- [GIVEN PROBLEM] Lines that hold the word "Computed" should be located and copied.

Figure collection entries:
*****

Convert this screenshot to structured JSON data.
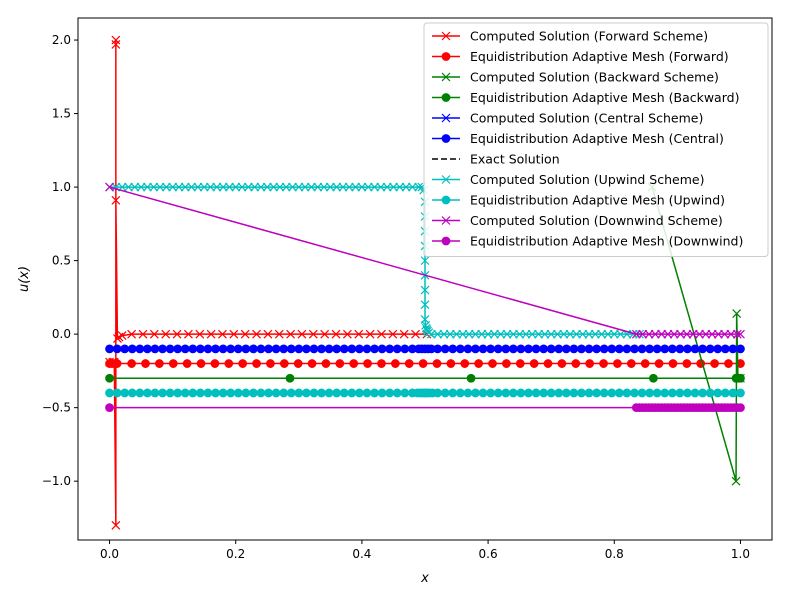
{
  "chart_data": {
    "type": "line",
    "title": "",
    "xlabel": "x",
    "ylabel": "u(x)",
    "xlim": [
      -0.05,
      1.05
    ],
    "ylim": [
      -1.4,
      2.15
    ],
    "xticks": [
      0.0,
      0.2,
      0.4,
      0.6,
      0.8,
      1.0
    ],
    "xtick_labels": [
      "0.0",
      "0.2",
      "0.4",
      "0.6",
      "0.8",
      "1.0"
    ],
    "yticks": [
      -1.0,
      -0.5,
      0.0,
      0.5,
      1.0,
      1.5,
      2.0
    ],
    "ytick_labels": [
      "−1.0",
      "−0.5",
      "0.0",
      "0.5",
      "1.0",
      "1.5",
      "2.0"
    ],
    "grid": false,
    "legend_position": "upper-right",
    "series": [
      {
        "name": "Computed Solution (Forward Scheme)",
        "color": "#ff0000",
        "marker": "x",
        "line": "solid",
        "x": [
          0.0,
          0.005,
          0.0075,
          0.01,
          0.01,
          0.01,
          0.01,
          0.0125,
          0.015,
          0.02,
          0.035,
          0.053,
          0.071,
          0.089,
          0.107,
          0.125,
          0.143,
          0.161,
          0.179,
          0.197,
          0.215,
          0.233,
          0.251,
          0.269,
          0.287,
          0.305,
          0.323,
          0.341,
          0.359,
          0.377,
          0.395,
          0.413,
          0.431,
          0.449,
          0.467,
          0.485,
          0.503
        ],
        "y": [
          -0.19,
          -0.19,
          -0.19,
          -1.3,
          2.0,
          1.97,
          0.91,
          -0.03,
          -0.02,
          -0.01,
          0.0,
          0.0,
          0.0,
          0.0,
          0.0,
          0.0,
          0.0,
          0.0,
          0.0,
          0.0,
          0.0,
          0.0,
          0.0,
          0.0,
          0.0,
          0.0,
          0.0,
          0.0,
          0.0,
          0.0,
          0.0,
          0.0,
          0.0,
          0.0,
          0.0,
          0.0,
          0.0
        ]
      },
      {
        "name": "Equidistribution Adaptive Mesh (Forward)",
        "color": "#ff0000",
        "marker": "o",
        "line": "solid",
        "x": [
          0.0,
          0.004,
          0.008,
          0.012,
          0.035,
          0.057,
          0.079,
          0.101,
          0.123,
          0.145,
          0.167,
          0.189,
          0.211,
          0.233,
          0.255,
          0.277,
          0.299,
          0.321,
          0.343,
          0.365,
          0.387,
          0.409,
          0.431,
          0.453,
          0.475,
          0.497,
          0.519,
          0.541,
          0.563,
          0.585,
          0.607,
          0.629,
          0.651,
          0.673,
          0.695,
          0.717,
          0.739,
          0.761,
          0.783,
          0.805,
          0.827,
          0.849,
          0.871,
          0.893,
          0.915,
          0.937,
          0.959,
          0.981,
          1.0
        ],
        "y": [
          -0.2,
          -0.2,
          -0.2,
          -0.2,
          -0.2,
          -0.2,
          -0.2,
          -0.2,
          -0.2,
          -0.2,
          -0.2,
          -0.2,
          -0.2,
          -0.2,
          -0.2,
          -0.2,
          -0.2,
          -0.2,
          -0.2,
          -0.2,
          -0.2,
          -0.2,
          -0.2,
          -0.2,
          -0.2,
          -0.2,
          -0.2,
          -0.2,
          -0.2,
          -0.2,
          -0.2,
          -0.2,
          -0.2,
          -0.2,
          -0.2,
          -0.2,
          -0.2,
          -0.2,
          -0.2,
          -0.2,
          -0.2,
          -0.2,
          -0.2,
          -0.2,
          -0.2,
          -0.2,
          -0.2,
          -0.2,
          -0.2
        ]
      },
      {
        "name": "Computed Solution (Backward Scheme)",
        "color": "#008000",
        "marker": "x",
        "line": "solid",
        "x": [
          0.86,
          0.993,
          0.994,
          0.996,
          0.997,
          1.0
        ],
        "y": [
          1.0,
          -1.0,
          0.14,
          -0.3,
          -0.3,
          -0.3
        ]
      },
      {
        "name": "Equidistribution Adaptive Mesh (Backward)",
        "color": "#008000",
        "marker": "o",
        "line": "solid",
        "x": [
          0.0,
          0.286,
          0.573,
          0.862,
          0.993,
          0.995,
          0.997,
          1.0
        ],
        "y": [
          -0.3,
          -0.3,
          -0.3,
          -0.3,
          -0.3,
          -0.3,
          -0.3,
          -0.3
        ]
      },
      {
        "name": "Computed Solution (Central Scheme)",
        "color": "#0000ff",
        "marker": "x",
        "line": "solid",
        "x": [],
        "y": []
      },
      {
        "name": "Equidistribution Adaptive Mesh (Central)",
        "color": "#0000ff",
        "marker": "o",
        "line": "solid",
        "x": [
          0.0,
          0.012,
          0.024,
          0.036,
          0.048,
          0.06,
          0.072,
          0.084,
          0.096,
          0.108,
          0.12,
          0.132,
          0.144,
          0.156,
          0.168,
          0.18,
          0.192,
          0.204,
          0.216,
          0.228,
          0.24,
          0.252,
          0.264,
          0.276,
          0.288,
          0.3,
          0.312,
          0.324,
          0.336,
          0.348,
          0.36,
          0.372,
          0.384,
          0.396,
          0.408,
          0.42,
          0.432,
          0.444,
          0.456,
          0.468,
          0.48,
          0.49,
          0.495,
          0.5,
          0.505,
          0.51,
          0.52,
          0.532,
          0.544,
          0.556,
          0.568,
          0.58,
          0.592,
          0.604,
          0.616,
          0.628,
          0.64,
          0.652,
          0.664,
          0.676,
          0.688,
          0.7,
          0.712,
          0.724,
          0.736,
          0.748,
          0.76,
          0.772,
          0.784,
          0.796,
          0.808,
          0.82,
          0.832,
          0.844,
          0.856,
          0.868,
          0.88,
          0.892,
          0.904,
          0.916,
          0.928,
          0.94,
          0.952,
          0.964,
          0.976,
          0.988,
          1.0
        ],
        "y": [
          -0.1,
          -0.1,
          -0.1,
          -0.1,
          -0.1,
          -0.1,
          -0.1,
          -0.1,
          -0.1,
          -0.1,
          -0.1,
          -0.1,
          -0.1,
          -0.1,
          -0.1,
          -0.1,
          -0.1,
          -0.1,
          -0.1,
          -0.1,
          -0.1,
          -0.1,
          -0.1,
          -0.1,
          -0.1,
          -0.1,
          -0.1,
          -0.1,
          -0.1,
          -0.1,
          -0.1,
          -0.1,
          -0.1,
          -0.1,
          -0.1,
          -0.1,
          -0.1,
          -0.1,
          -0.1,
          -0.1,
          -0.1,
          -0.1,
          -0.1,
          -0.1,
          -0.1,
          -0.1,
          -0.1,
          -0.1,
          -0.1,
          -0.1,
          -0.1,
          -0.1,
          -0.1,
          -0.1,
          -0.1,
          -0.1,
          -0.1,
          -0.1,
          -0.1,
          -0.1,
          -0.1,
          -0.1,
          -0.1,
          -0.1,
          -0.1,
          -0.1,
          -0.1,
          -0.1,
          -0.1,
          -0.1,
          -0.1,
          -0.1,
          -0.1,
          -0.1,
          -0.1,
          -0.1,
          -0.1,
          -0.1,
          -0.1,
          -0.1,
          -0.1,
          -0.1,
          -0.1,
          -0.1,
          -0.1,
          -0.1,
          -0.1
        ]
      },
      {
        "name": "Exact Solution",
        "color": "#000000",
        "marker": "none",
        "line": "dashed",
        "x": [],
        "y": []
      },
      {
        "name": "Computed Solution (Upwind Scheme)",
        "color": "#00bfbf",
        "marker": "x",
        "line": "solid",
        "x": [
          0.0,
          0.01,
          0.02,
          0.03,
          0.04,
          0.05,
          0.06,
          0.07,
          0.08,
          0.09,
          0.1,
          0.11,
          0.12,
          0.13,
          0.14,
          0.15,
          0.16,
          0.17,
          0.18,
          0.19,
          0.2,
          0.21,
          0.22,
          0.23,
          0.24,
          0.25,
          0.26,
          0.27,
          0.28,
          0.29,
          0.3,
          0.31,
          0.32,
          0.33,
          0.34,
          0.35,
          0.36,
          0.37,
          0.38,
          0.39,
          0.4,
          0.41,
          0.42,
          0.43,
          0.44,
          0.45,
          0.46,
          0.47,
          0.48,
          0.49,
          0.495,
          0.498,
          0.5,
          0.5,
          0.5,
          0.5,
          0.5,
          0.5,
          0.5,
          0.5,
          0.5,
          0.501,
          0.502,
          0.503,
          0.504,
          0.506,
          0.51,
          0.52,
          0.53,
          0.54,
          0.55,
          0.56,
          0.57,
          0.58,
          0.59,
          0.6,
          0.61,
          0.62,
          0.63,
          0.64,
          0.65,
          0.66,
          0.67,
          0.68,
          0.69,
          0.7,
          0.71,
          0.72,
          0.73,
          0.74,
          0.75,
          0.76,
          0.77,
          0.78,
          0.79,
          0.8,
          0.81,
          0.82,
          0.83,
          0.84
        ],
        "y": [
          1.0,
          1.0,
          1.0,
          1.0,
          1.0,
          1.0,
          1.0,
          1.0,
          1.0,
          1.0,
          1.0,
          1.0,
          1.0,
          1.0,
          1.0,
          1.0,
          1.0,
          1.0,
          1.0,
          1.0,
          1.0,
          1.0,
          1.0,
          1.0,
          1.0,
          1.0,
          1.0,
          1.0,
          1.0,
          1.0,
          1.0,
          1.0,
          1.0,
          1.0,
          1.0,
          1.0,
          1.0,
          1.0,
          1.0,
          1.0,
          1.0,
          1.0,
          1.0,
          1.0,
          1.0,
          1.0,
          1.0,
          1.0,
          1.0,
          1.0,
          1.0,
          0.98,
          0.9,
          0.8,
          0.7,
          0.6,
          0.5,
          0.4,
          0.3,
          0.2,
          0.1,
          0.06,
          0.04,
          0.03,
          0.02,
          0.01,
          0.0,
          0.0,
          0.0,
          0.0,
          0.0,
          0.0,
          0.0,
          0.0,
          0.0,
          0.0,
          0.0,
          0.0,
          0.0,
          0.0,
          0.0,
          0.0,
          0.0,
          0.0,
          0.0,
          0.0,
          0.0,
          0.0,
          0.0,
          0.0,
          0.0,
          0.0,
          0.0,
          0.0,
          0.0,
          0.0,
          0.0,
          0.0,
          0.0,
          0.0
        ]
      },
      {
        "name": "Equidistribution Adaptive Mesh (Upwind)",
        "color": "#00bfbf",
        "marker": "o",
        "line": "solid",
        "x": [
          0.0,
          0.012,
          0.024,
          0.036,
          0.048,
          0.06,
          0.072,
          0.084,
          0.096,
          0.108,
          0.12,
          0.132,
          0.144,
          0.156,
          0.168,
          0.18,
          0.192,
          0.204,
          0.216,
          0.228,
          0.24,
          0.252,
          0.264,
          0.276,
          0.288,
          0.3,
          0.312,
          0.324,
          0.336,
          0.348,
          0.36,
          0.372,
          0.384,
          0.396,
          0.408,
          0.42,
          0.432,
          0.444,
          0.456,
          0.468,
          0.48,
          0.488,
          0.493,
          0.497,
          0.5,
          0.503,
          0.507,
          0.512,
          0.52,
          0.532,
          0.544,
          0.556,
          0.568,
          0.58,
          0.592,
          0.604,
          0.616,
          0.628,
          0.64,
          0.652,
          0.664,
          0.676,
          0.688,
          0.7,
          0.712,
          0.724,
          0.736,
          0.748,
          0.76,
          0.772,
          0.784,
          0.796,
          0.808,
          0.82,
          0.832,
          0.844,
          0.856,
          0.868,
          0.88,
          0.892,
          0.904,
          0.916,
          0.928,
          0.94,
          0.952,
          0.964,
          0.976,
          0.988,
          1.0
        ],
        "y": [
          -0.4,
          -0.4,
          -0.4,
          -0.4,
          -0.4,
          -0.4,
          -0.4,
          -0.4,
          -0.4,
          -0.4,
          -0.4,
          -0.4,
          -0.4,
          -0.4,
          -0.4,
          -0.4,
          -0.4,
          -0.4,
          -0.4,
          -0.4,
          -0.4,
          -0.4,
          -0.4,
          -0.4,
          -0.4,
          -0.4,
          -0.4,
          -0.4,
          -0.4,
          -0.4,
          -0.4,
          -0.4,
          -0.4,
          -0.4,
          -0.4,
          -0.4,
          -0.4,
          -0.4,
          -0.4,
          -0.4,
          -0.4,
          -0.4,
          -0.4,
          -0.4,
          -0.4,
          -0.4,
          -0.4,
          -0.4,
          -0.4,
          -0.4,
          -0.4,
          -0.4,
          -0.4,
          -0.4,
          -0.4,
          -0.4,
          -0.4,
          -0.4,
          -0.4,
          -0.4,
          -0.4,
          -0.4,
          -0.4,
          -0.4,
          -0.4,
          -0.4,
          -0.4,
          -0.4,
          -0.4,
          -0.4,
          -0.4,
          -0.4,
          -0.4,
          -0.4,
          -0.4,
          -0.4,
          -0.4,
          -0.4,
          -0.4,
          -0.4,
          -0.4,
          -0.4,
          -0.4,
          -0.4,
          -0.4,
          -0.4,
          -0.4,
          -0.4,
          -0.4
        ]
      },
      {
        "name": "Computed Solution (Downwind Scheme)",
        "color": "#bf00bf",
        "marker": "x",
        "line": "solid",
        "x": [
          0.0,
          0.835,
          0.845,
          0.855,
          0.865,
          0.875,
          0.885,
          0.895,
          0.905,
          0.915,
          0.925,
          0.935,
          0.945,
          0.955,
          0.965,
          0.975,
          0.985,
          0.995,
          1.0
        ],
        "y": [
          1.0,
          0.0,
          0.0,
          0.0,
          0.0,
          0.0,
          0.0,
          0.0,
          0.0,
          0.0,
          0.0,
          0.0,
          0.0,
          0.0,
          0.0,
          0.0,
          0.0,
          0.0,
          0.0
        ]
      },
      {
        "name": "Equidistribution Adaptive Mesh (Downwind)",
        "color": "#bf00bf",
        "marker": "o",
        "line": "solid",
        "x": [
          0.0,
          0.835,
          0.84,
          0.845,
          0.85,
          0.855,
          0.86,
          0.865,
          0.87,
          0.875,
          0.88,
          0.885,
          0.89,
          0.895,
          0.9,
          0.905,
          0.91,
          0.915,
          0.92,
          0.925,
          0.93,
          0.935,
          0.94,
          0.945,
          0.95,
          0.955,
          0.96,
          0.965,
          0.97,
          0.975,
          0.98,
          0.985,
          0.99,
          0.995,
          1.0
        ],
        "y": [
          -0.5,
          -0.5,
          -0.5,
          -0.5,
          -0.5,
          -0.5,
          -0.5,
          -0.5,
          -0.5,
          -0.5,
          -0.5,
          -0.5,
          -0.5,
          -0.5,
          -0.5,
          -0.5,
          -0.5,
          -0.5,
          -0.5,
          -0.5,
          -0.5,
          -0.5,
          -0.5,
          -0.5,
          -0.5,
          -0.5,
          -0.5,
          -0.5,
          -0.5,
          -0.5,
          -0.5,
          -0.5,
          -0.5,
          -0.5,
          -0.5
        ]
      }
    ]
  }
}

*****

- [SOLUTION TO THIS EXERCISE]
        "name": "Computed Solution (Forward Scheme)",
        "name": "Computed Solution (Backward Scheme)",
        "name": "Computed Solution (Central Scheme)",
        "name": "Computed Solution (Upwind Scheme)",
        "name": "Computed Solution (Downwind Scheme)",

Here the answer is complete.